**** EXCERPTED RECORDS

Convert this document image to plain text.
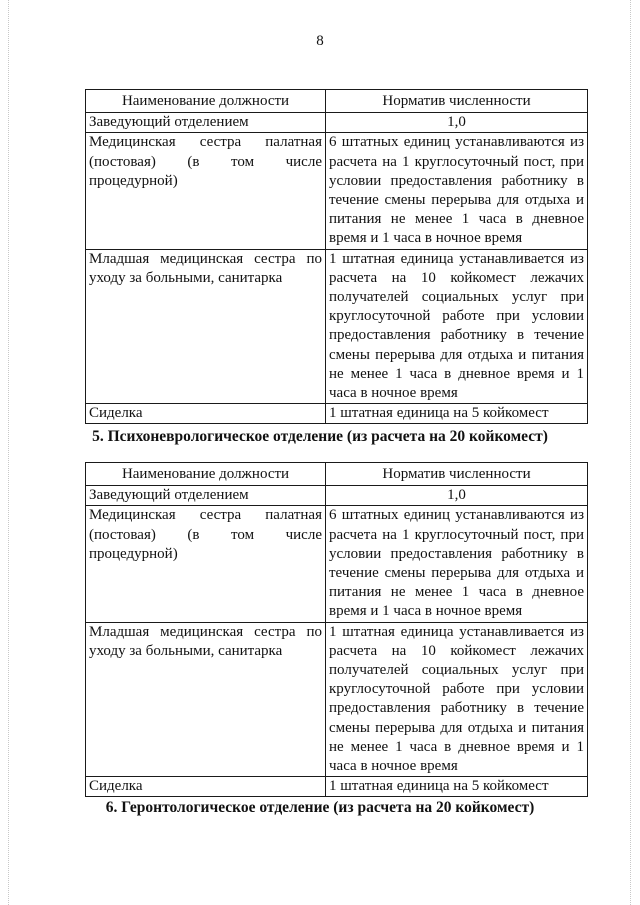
8
Наименование должности	Норматив численности
Заведующий отделением	1,0
Медицинская сестра палатная (постовая) (в том числе процедурной)	6 штатных единиц устанавливаются из расчета на 1 круглосуточный пост, при условии предоставления работнику в течение смены перерыва для отдыха и питания не менее 1 часа в дневное время и 1 часа в ночное время
Младшая медицинская сестра по уходу за больными, санитарка	1 штатная единица устанавливается из расчета на 10 койкомест лежачих получателей социальных услуг при круглосуточной работе при условии предоставления работнику в течение смены перерыва для отдыха и питания не менее 1 часа в дневное время и 1 часа в ночное время
Сиделка	1 штатная единица на 5 койкомест
5. Психоневрологическое отделение (из расчета на 20 койкомест)
Наименование должности	Норматив численности
Заведующий отделением	1,0
Медицинская сестра палатная (постовая) (в том числе процедурной)	6 штатных единиц устанавливаются из расчета на 1 круглосуточный пост, при условии предоставления работнику в течение смены перерыва для отдыха и питания не менее 1 часа в дневное время и 1 часа в ночное время
Младшая медицинская сестра по уходу за больными, санитарка	1 штатная единица устанавливается из расчета на 10 койкомест лежачих получателей социальных услуг при круглосуточной работе при условии предоставления работнику в течение смены перерыва для отдыха и питания не менее 1 часа в дневное время и 1 часа в ночное время
Сиделка	1 штатная единица на 5 койкомест
6. Геронтологическое отделение (из расчета на 20 койкомест)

********

▶ _YOUR TASK_
Except for the pictures, print the data above exactly.

▶ _FULL OUTPUT_
Convert this document image to plain text.
8
Наименование должности	Норматив численности
Заведующий отделением	1,0
Медицинская сестра палатная (постовая) (в том числе процедурной)	6 штатных единиц устанавливаются из расчета на 1 круглосуточный пост, при условии предоставления работнику в течение смены перерыва для отдыха и питания не менее 1 часа в дневное время и 1 часа в ночное время
Младшая медицинская сестра по уходу за больными, санитарка	1 штатная единица устанавливается из расчета на 10 койкомест лежачих получателей социальных услуг при круглосуточной работе при условии предоставления работнику в течение смены перерыва для отдыха и питания не менее 1 часа в дневное время и 1 часа в ночное время
Сиделка	1 штатная единица на 5 койкомест
5. Психоневрологическое отделение (из расчета на 20 койкомест)
Наименование должности	Норматив численности
Заведующий отделением	1,0
Медицинская сестра палатная (постовая) (в том числе процедурной)	6 штатных единиц устанавливаются из расчета на 1 круглосуточный пост, при условии предоставления работнику в течение смены перерыва для отдыха и питания не менее 1 часа в дневное время и 1 часа в ночное время
Младшая медицинская сестра по уходу за больными, санитарка	1 штатная единица устанавливается из расчета на 10 койкомест лежачих получателей социальных услуг при круглосуточной работе при условии предоставления работнику в течение смены перерыва для отдыха и питания не менее 1 часа в дневное время и 1 часа в ночное время
Сиделка	1 штатная единица на 5 койкомест
6. Геронтологическое отделение (из расчета на 20 койкомест)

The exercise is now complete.